(EXERCISE BRIEF):
Seek out every line containing the word "beslagvrije", and copy each.

(Entries taken from a collection):
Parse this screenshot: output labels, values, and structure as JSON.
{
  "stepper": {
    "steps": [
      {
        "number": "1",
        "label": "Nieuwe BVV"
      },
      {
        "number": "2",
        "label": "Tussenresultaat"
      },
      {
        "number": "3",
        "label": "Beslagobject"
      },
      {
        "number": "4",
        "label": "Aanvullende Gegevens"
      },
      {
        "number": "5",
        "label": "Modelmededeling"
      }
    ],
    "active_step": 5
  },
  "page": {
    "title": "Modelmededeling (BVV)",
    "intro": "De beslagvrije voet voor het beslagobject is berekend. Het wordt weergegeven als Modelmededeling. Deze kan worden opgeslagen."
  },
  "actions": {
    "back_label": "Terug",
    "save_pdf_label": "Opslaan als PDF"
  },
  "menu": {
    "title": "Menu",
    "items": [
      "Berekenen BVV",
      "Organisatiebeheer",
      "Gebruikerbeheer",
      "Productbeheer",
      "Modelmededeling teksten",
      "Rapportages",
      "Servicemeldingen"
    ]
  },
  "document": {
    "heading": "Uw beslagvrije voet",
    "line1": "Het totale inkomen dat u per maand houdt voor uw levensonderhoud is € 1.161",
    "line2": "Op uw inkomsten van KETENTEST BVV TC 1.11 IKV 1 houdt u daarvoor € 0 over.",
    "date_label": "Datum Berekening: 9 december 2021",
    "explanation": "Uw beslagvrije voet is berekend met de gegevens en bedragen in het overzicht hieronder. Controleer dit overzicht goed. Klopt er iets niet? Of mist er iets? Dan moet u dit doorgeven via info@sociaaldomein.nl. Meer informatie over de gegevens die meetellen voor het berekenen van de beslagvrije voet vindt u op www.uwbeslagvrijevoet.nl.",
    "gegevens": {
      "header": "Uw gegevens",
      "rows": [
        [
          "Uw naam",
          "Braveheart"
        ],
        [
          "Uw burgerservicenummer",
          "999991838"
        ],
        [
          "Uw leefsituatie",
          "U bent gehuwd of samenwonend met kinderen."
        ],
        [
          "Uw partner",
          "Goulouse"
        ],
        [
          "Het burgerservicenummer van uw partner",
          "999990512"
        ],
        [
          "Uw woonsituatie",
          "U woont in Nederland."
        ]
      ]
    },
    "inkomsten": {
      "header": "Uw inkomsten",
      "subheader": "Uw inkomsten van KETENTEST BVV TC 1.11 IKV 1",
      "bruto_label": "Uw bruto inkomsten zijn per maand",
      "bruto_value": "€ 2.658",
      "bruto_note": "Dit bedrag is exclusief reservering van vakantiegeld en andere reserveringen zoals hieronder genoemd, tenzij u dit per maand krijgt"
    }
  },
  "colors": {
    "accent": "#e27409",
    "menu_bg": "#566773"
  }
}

(ANSWER TO THIS TASK):
    "intro": "De beslagvrije voet voor het beslagobject is berekend. Het wordt weergegeven als Modelmededeling. Deze kan worden opgeslagen."
    "heading": "Uw beslagvrije voet",
    "explanation": "Uw beslagvrije voet is berekend met de gegevens en bedragen in het overzicht hieronder. Controleer dit overzicht goed. Klopt er iets niet? Of mist er iets? Dan moet u dit doorgeven via info@sociaaldomein.nl. Meer informatie over de gegevens die meetellen voor het berekenen van de beslagvrije voet vindt u op www.uwbeslagvrijevoet.nl.",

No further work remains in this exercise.